Task prompt
The records below are to be quoted in full; please keep every word exact.

>> START Data for the task

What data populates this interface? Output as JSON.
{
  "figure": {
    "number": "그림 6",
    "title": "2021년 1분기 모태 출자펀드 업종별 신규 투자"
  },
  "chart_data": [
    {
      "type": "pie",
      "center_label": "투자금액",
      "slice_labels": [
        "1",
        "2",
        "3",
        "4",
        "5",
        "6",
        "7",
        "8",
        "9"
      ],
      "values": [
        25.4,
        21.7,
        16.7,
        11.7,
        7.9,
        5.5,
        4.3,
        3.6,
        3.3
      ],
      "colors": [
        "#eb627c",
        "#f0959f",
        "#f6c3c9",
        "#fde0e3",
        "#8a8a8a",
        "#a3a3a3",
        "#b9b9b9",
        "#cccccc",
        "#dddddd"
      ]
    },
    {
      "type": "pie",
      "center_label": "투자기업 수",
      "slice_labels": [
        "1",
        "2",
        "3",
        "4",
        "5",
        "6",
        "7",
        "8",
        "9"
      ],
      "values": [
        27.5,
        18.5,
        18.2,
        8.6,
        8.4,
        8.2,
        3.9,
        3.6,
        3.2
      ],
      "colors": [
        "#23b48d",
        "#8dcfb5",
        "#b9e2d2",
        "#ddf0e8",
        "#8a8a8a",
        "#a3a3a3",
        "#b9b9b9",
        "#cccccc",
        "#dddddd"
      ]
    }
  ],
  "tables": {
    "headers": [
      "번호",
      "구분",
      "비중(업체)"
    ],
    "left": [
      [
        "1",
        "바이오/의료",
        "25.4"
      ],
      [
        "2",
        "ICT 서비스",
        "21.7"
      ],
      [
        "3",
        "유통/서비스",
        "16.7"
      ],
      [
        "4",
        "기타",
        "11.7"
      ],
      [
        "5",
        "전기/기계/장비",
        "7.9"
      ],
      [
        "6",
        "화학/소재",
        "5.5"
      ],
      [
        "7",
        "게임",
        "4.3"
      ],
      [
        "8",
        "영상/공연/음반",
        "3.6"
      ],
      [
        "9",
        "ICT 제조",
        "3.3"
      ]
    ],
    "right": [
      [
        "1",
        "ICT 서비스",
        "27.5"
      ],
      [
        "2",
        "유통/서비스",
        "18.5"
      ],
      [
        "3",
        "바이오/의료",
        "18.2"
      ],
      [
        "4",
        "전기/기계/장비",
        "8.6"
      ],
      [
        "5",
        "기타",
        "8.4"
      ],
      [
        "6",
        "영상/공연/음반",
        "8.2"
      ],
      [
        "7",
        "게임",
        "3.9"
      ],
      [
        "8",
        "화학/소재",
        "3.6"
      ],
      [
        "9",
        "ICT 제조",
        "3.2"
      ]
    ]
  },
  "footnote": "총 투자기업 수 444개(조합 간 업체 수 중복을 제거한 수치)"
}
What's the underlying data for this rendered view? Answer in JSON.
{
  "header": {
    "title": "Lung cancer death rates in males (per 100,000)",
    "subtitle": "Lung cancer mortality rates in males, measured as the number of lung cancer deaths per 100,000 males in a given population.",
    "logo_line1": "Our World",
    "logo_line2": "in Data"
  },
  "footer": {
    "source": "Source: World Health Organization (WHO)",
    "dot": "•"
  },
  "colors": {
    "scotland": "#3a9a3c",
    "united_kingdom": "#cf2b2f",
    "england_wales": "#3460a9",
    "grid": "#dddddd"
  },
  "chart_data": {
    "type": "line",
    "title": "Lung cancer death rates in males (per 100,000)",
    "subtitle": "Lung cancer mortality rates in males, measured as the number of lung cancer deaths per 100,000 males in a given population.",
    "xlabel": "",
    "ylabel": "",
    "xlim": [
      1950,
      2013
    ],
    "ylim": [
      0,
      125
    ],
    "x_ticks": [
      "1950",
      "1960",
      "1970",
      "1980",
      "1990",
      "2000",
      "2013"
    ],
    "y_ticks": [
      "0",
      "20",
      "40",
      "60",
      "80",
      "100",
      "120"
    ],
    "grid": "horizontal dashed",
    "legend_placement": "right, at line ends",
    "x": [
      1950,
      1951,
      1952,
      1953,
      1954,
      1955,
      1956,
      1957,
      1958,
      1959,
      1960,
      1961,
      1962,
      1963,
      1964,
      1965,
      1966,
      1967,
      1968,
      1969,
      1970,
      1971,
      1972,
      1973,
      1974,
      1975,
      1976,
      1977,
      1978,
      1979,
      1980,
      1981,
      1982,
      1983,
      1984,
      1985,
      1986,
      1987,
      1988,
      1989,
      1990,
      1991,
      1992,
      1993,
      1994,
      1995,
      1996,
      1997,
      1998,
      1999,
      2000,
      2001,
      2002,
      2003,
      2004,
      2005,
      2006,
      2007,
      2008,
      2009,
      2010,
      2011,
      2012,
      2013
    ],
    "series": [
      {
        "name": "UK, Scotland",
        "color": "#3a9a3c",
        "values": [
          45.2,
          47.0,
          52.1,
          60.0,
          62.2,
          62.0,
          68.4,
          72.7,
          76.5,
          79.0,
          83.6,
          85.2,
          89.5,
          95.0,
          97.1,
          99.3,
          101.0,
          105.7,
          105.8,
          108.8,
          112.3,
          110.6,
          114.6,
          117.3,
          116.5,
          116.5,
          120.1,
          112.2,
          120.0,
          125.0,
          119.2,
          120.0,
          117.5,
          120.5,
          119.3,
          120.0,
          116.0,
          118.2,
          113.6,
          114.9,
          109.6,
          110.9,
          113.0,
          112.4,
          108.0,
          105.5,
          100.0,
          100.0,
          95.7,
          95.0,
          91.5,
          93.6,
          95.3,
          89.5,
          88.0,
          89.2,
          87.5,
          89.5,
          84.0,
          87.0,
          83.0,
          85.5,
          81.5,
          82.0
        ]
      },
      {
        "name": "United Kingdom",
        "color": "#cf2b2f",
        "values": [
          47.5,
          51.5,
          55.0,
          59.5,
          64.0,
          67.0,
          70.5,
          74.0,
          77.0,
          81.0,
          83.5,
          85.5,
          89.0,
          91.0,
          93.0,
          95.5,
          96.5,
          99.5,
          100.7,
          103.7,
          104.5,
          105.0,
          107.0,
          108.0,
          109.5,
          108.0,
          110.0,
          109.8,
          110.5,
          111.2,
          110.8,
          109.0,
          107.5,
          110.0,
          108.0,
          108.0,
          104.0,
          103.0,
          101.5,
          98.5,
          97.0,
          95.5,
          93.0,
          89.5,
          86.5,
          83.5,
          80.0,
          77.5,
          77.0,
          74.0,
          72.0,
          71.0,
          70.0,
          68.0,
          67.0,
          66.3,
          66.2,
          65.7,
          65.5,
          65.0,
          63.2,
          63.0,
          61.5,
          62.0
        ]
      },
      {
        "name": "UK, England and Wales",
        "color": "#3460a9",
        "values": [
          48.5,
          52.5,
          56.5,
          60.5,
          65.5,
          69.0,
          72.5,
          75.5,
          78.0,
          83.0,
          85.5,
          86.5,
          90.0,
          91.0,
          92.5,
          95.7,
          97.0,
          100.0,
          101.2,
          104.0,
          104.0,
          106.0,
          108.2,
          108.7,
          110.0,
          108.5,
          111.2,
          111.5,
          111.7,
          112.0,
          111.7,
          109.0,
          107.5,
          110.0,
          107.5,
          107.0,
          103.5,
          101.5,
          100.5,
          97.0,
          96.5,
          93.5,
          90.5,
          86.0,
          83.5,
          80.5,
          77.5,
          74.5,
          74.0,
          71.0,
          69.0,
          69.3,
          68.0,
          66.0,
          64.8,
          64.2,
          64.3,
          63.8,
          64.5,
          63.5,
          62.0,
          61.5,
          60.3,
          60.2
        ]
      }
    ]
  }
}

>> END Data for the task

Task result
What data populates this interface? Output as JSON.
{
  "figure": {
    "number": "그림 6",
    "title": "2021년 1분기 모태 출자펀드 업종별 신규 투자"
  },
  "chart_data": [
    {
      "type": "pie",
      "center_label": "투자금액",
      "slice_labels": [
        "1",
        "2",
        "3",
        "4",
        "5",
        "6",
        "7",
        "8",
        "9"
      ],
      "values": [
        25.4,
        21.7,
        16.7,
        11.7,
        7.9,
        5.5,
        4.3,
        3.6,
        3.3
      ],
      "colors": [
        "#eb627c",
        "#f0959f",
        "#f6c3c9",
        "#fde0e3",
        "#8a8a8a",
        "#a3a3a3",
        "#b9b9b9",
        "#cccccc",
        "#dddddd"
      ]
    },
    {
      "type": "pie",
      "center_label": "투자기업 수",
      "slice_labels": [
        "1",
        "2",
        "3",
        "4",
        "5",
        "6",
        "7",
        "8",
        "9"
      ],
      "values": [
        27.5,
        18.5,
        18.2,
        8.6,
        8.4,
        8.2,
        3.9,
        3.6,
        3.2
      ],
      "colors": [
        "#23b48d",
        "#8dcfb5",
        "#b9e2d2",
        "#ddf0e8",
        "#8a8a8a",
        "#a3a3a3",
        "#b9b9b9",
        "#cccccc",
        "#dddddd"
      ]
    }
  ],
  "tables": {
    "headers": [
      "번호",
      "구분",
      "비중(업체)"
    ],
    "left": [
      [
        "1",
        "바이오/의료",
        "25.4"
      ],
      [
        "2",
        "ICT 서비스",
        "21.7"
      ],
      [
        "3",
        "유통/서비스",
        "16.7"
      ],
      [
        "4",
        "기타",
        "11.7"
      ],
      [
        "5",
        "전기/기계/장비",
        "7.9"
      ],
      [
        "6",
        "화학/소재",
        "5.5"
      ],
      [
        "7",
        "게임",
        "4.3"
      ],
      [
        "8",
        "영상/공연/음반",
        "3.6"
      ],
      [
        "9",
        "ICT 제조",
        "3.3"
      ]
    ],
    "right": [
      [
        "1",
        "ICT 서비스",
        "27.5"
      ],
      [
        "2",
        "유통/서비스",
        "18.5"
      ],
      [
        "3",
        "바이오/의료",
        "18.2"
      ],
      [
        "4",
        "전기/기계/장비",
        "8.6"
      ],
      [
        "5",
        "기타",
        "8.4"
      ],
      [
        "6",
        "영상/공연/음반",
        "8.2"
      ],
      [
        "7",
        "게임",
        "3.9"
      ],
      [
        "8",
        "화학/소재",
        "3.6"
      ],
      [
        "9",
        "ICT 제조",
        "3.2"
      ]
    ]
  },
  "footnote": "총 투자기업 수 444개(조합 간 업체 수 중복을 제거한 수치)"
}
What's the underlying data for this rendered view? Answer in JSON.
{
  "header": {
    "title": "Lung cancer death rates in males (per 100,000)",
    "subtitle": "Lung cancer mortality rates in males, measured as the number of lung cancer deaths per 100,000 males in a given population.",
    "logo_line1": "Our World",
    "logo_line2": "in Data"
  },
  "footer": {
    "source": "Source: World Health Organization (WHO)",
    "dot": "•"
  },
  "colors": {
    "scotland": "#3a9a3c",
    "united_kingdom": "#cf2b2f",
    "england_wales": "#3460a9",
    "grid": "#dddddd"
  },
  "chart_data": {
    "type": "line",
    "title": "Lung cancer death rates in males (per 100,000)",
    "subtitle": "Lung cancer mortality rates in males, measured as the number of lung cancer deaths per 100,000 males in a given population.",
    "xlabel": "",
    "ylabel": "",
    "xlim": [
      1950,
      2013
    ],
    "ylim": [
      0,
      125
    ],
    "x_ticks": [
      "1950",
      "1960",
      "1970",
      "1980",
      "1990",
      "2000",
      "2013"
    ],
    "y_ticks": [
      "0",
      "20",
      "40",
      "60",
      "80",
      "100",
      "120"
    ],
    "grid": "horizontal dashed",
    "legend_placement": "right, at line ends",
    "x": [
      1950,
      1951,
      1952,
      1953,
      1954,
      1955,
      1956,
      1957,
      1958,
      1959,
      1960,
      1961,
      1962,
      1963,
      1964,
      1965,
      1966,
      1967,
      1968,
      1969,
      1970,
      1971,
      1972,
      1973,
      1974,
      1975,
      1976,
      1977,
      1978,
      1979,
      1980,
      1981,
      1982,
      1983,
      1984,
      1985,
      1986,
      1987,
      1988,
      1989,
      1990,
      1991,
      1992,
      1993,
      1994,
      1995,
      1996,
      1997,
      1998,
      1999,
      2000,
      2001,
      2002,
      2003,
      2004,
      2005,
      2006,
      2007,
      2008,
      2009,
      2010,
      2011,
      2012,
      2013
    ],
    "series": [
      {
        "name": "UK, Scotland",
        "color": "#3a9a3c",
        "values": [
          45.2,
          47.0,
          52.1,
          60.0,
          62.2,
          62.0,
          68.4,
          72.7,
          76.5,
          79.0,
          83.6,
          85.2,
          89.5,
          95.0,
          97.1,
          99.3,
          101.0,
          105.7,
          105.8,
          108.8,
          112.3,
          110.6,
          114.6,
          117.3,
          116.5,
          116.5,
          120.1,
          112.2,
          120.0,
          125.0,
          119.2,
          120.0,
          117.5,
          120.5,
          119.3,
          120.0,
          116.0,
          118.2,
          113.6,
          114.9,
          109.6,
          110.9,
          113.0,
          112.4,
          108.0,
          105.5,
          100.0,
          100.0,
          95.7,
          95.0,
          91.5,
          93.6,
          95.3,
          89.5,
          88.0,
          89.2,
          87.5,
          89.5,
          84.0,
          87.0,
          83.0,
          85.5,
          81.5,
          82.0
        ]
      },
      {
        "name": "United Kingdom",
        "color": "#cf2b2f",
        "values": [
          47.5,
          51.5,
          55.0,
          59.5,
          64.0,
          67.0,
          70.5,
          74.0,
          77.0,
          81.0,
          83.5,
          85.5,
          89.0,
          91.0,
          93.0,
          95.5,
          96.5,
          99.5,
          100.7,
          103.7,
          104.5,
          105.0,
          107.0,
          108.0,
          109.5,
          108.0,
          110.0,
          109.8,
          110.5,
          111.2,
          110.8,
          109.0,
          107.5,
          110.0,
          108.0,
          108.0,
          104.0,
          103.0,
          101.5,
          98.5,
          97.0,
          95.5,
          93.0,
          89.5,
          86.5,
          83.5,
          80.0,
          77.5,
          77.0,
          74.0,
          72.0,
          71.0,
          70.0,
          68.0,
          67.0,
          66.3,
          66.2,
          65.7,
          65.5,
          65.0,
          63.2,
          63.0,
          61.5,
          62.0
        ]
      },
      {
        "name": "UK, England and Wales",
        "color": "#3460a9",
        "values": [
          48.5,
          52.5,
          56.5,
          60.5,
          65.5,
          69.0,
          72.5,
          75.5,
          78.0,
          83.0,
          85.5,
          86.5,
          90.0,
          91.0,
          92.5,
          95.7,
          97.0,
          100.0,
          101.2,
          104.0,
          104.0,
          106.0,
          108.2,
          108.7,
          110.0,
          108.5,
          111.2,
          111.5,
          111.7,
          112.0,
          111.7,
          109.0,
          107.5,
          110.0,
          107.5,
          107.0,
          103.5,
          101.5,
          100.5,
          97.0,
          96.5,
          93.5,
          90.5,
          86.0,
          83.5,
          80.5,
          77.5,
          74.5,
          74.0,
          71.0,
          69.0,
          69.3,
          68.0,
          66.0,
          64.8,
          64.2,
          64.3,
          63.8,
          64.5,
          63.5,
          62.0,
          61.5,
          60.3,
          60.2
        ]
      }
    ]
  }
}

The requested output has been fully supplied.